Exercise: Scan the data beneath this task and copy each line that includes "title".

[Chart and figure data]

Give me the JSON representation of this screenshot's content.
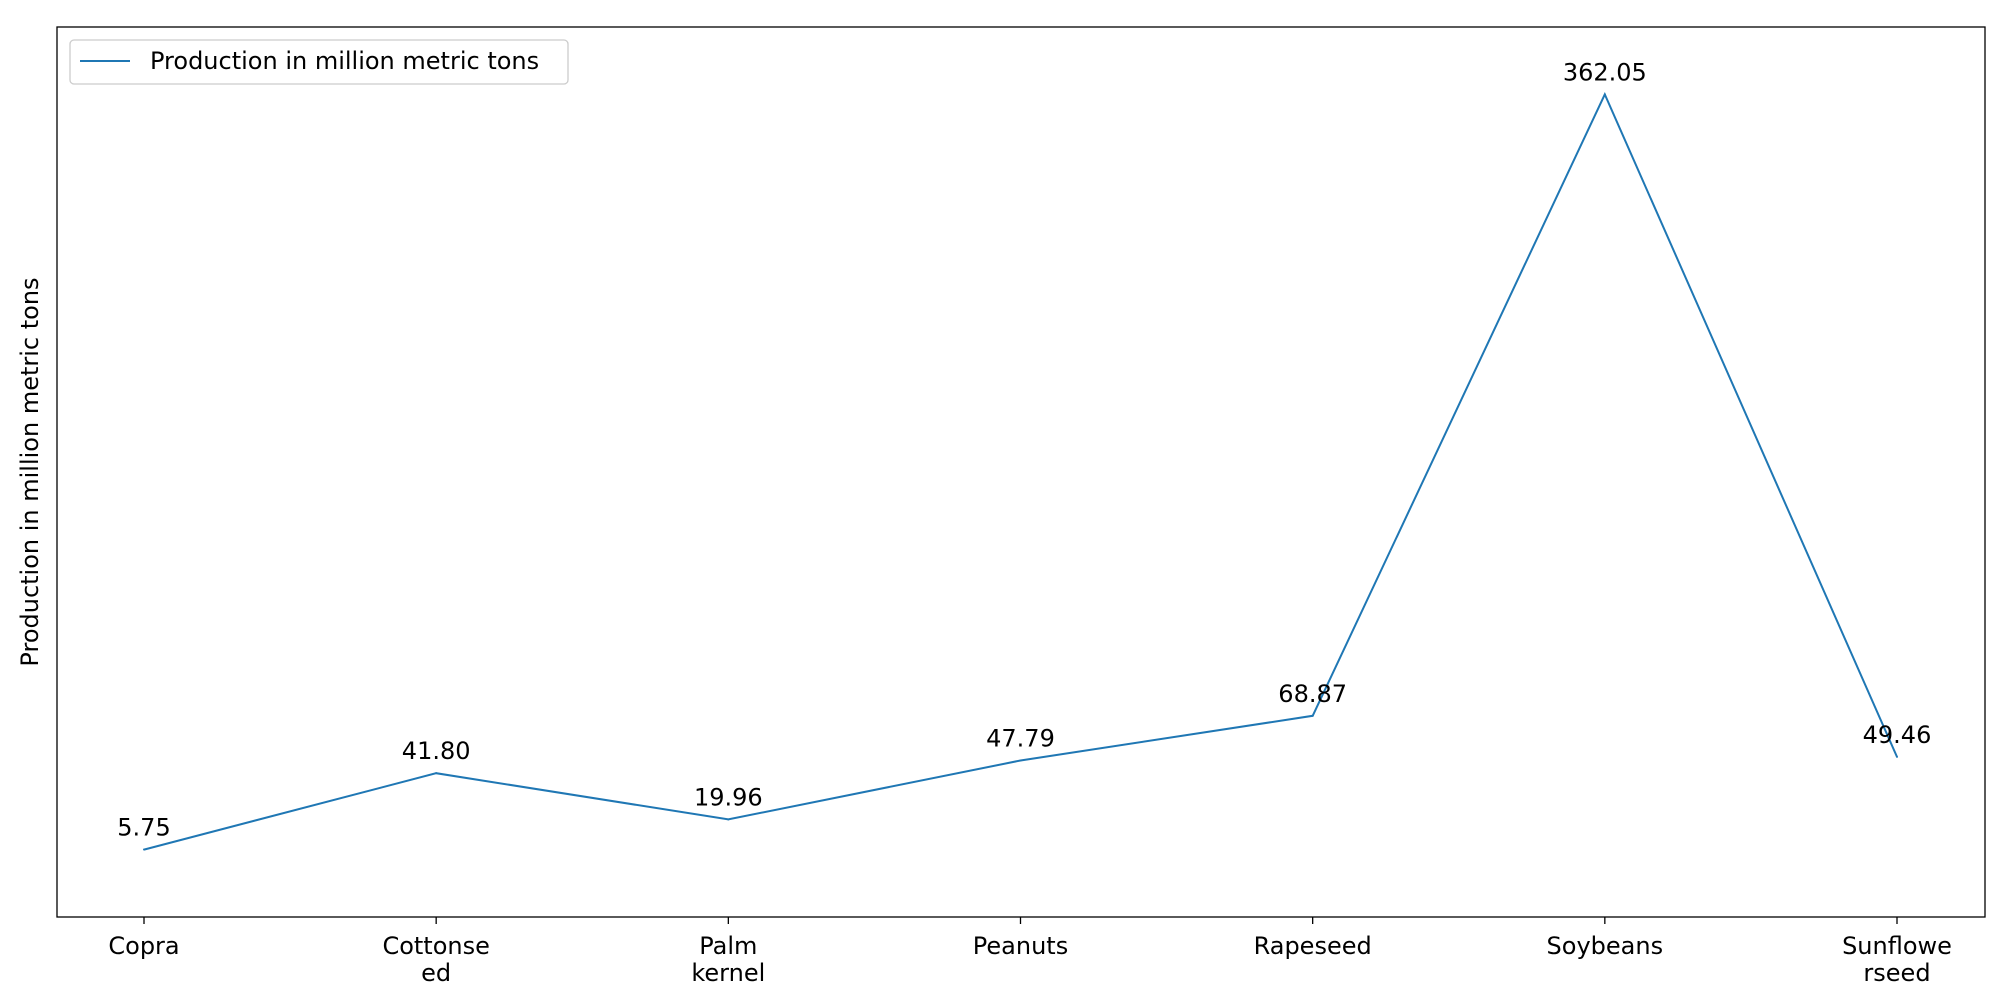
{
  "chart_data": {
    "type": "line",
    "title": "",
    "xlabel": "",
    "ylabel": "Production in million metric tons",
    "categories": [
      [
        "Copra"
      ],
      [
        "Cottonse",
        "ed"
      ],
      [
        "Palm",
        "kernel"
      ],
      [
        "Peanuts"
      ],
      [
        "Rapeseed"
      ],
      [
        "Soybeans"
      ],
      [
        "Sunflowe",
        "rseed"
      ]
    ],
    "series": [
      {
        "name": "Production in million metric tons",
        "color": "#1f77b4",
        "values": [
          5.75,
          41.8,
          19.96,
          47.79,
          68.87,
          362.05,
          49.46
        ],
        "labels": [
          "5.75",
          "41.80",
          "19.96",
          "47.79",
          "68.87",
          "362.05",
          "49.46"
        ]
      }
    ],
    "ylim": [
      -26.07,
      393.86
    ],
    "grid": false,
    "y_ticks_visible": false,
    "legend_position": "top-left"
  }
}
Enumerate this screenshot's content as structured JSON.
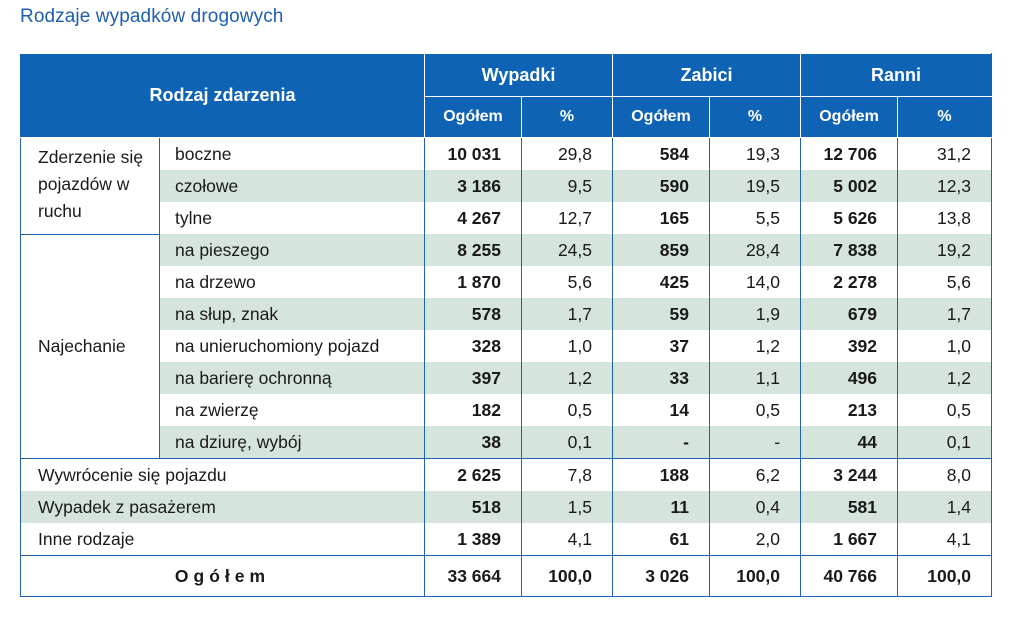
{
  "title": "Rodzaje wypadków drogowych",
  "header": {
    "row_label": "Rodzaj zdarzenia",
    "groups": [
      "Wypadki",
      "Zabici",
      "Ranni"
    ],
    "sub": [
      "Ogółem",
      "%",
      "Ogółem",
      "%",
      "Ogółem",
      "%"
    ]
  },
  "groups": {
    "collision": "Zderzenie się pojazdów w ruchu",
    "hitting": "Najechanie"
  },
  "rows": [
    {
      "label": "boczne",
      "vals": [
        "10 031",
        "29,8",
        "584",
        "19,3",
        "12 706",
        "31,2"
      ]
    },
    {
      "label": "czołowe",
      "vals": [
        "3 186",
        "9,5",
        "590",
        "19,5",
        "5 002",
        "12,3"
      ]
    },
    {
      "label": "tylne",
      "vals": [
        "4 267",
        "12,7",
        "165",
        "5,5",
        "5 626",
        "13,8"
      ]
    },
    {
      "label": "na pieszego",
      "vals": [
        "8 255",
        "24,5",
        "859",
        "28,4",
        "7 838",
        "19,2"
      ]
    },
    {
      "label": "na drzewo",
      "vals": [
        "1 870",
        "5,6",
        "425",
        "14,0",
        "2 278",
        "5,6"
      ]
    },
    {
      "label": "na słup, znak",
      "vals": [
        "578",
        "1,7",
        "59",
        "1,9",
        "679",
        "1,7"
      ]
    },
    {
      "label": "na unieruchomiony pojazd",
      "vals": [
        "328",
        "1,0",
        "37",
        "1,2",
        "392",
        "1,0"
      ]
    },
    {
      "label": "na barierę ochronną",
      "vals": [
        "397",
        "1,2",
        "33",
        "1,1",
        "496",
        "1,2"
      ]
    },
    {
      "label": "na zwierzę",
      "vals": [
        "182",
        "0,5",
        "14",
        "0,5",
        "213",
        "0,5"
      ]
    },
    {
      "label": "na dziurę, wybój",
      "vals": [
        "38",
        "0,1",
        "-",
        "-",
        "44",
        "0,1"
      ]
    },
    {
      "label": "Wywrócenie się pojazdu",
      "vals": [
        "2 625",
        "7,8",
        "188",
        "6,2",
        "3 244",
        "8,0"
      ]
    },
    {
      "label": "Wypadek z pasażerem",
      "vals": [
        "518",
        "1,5",
        "11",
        "0,4",
        "581",
        "1,4"
      ]
    },
    {
      "label": "Inne rodzaje",
      "vals": [
        "1 389",
        "4,1",
        "61",
        "2,0",
        "1 667",
        "4,1"
      ]
    }
  ],
  "total": {
    "label": "Ogółem",
    "vals": [
      "33 664",
      "100,0",
      "3 026",
      "100,0",
      "40 766",
      "100,0"
    ]
  }
}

Response to the task:
    "title": "",
  "title": "Rodzaje wypadków drogowych",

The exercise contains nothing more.